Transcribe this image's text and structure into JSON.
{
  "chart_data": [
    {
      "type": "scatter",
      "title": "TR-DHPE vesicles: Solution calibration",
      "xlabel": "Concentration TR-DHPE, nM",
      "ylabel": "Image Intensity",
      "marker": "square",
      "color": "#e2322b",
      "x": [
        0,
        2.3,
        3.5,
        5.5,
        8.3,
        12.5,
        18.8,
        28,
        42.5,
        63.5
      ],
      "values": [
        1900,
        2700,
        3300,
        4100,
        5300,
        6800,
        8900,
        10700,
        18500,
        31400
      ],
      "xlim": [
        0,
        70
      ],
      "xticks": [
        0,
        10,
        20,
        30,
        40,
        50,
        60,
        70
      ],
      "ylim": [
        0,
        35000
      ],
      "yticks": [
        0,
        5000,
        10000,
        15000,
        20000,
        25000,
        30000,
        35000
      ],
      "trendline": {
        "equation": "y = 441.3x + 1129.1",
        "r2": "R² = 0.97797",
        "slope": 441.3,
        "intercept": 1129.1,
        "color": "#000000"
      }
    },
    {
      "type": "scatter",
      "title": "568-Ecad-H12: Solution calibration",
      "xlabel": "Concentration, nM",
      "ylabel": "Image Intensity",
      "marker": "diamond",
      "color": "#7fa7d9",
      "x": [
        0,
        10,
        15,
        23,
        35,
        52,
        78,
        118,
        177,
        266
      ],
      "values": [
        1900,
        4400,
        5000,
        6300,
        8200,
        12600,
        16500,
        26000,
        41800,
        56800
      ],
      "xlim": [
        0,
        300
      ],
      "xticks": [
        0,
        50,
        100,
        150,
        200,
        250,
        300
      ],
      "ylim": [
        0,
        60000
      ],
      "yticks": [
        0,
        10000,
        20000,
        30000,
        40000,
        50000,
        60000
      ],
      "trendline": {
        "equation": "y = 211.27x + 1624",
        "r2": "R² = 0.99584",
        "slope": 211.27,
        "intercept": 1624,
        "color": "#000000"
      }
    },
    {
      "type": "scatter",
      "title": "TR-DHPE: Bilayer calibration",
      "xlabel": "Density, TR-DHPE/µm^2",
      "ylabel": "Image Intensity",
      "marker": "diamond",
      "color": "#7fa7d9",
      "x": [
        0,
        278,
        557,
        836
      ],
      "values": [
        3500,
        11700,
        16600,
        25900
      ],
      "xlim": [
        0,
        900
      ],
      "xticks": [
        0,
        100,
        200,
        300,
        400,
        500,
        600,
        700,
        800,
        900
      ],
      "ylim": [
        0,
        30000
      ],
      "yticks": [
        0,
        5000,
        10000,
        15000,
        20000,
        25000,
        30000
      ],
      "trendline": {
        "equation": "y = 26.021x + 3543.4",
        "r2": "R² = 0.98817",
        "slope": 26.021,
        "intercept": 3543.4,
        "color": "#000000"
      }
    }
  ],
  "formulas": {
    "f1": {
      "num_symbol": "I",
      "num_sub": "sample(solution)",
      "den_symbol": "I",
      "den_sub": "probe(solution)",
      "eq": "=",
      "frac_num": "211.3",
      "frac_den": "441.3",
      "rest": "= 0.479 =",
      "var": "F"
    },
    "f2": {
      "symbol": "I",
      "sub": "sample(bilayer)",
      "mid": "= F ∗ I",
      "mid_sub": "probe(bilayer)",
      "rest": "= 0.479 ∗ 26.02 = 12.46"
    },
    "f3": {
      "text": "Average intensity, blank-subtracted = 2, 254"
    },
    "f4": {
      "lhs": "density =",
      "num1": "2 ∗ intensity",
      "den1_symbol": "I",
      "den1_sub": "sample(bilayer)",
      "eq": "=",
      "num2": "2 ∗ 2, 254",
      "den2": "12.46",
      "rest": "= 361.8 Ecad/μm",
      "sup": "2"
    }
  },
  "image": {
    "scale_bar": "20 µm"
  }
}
● ● ● ● ● ● ●
* _INSTRUCTION_: Show the data once more, exactly as it was written.

* _SOLUTION TO THIS PROBLEM_:
Transcribe this image's text and structure into JSON.
{
  "chart_data": [
    {
      "type": "scatter",
      "title": "TR-DHPE vesicles: Solution calibration",
      "xlabel": "Concentration TR-DHPE, nM",
      "ylabel": "Image Intensity",
      "marker": "square",
      "color": "#e2322b",
      "x": [
        0,
        2.3,
        3.5,
        5.5,
        8.3,
        12.5,
        18.8,
        28,
        42.5,
        63.5
      ],
      "values": [
        1900,
        2700,
        3300,
        4100,
        5300,
        6800,
        8900,
        10700,
        18500,
        31400
      ],
      "xlim": [
        0,
        70
      ],
      "xticks": [
        0,
        10,
        20,
        30,
        40,
        50,
        60,
        70
      ],
      "ylim": [
        0,
        35000
      ],
      "yticks": [
        0,
        5000,
        10000,
        15000,
        20000,
        25000,
        30000,
        35000
      ],
      "trendline": {
        "equation": "y = 441.3x + 1129.1",
        "r2": "R² = 0.97797",
        "slope": 441.3,
        "intercept": 1129.1,
        "color": "#000000"
      }
    },
    {
      "type": "scatter",
      "title": "568-Ecad-H12: Solution calibration",
      "xlabel": "Concentration, nM",
      "ylabel": "Image Intensity",
      "marker": "diamond",
      "color": "#7fa7d9",
      "x": [
        0,
        10,
        15,
        23,
        35,
        52,
        78,
        118,
        177,
        266
      ],
      "values": [
        1900,
        4400,
        5000,
        6300,
        8200,
        12600,
        16500,
        26000,
        41800,
        56800
      ],
      "xlim": [
        0,
        300
      ],
      "xticks": [
        0,
        50,
        100,
        150,
        200,
        250,
        300
      ],
      "ylim": [
        0,
        60000
      ],
      "yticks": [
        0,
        10000,
        20000,
        30000,
        40000,
        50000,
        60000
      ],
      "trendline": {
        "equation": "y = 211.27x + 1624",
        "r2": "R² = 0.99584",
        "slope": 211.27,
        "intercept": 1624,
        "color": "#000000"
      }
    },
    {
      "type": "scatter",
      "title": "TR-DHPE: Bilayer calibration",
      "xlabel": "Density, TR-DHPE/µm^2",
      "ylabel": "Image Intensity",
      "marker": "diamond",
      "color": "#7fa7d9",
      "x": [
        0,
        278,
        557,
        836
      ],
      "values": [
        3500,
        11700,
        16600,
        25900
      ],
      "xlim": [
        0,
        900
      ],
      "xticks": [
        0,
        100,
        200,
        300,
        400,
        500,
        600,
        700,
        800,
        900
      ],
      "ylim": [
        0,
        30000
      ],
      "yticks": [
        0,
        5000,
        10000,
        15000,
        20000,
        25000,
        30000
      ],
      "trendline": {
        "equation": "y = 26.021x + 3543.4",
        "r2": "R² = 0.98817",
        "slope": 26.021,
        "intercept": 3543.4,
        "color": "#000000"
      }
    }
  ],
  "formulas": {
    "f1": {
      "num_symbol": "I",
      "num_sub": "sample(solution)",
      "den_symbol": "I",
      "den_sub": "probe(solution)",
      "eq": "=",
      "frac_num": "211.3",
      "frac_den": "441.3",
      "rest": "= 0.479 =",
      "var": "F"
    },
    "f2": {
      "symbol": "I",
      "sub": "sample(bilayer)",
      "mid": "= F ∗ I",
      "mid_sub": "probe(bilayer)",
      "rest": "= 0.479 ∗ 26.02 = 12.46"
    },
    "f3": {
      "text": "Average intensity, blank-subtracted = 2, 254"
    },
    "f4": {
      "lhs": "density =",
      "num1": "2 ∗ intensity",
      "den1_symbol": "I",
      "den1_sub": "sample(bilayer)",
      "eq": "=",
      "num2": "2 ∗ 2, 254",
      "den2": "12.46",
      "rest": "= 361.8 Ecad/μm",
      "sup": "2"
    }
  },
  "image": {
    "scale_bar": "20 µm"
  }
}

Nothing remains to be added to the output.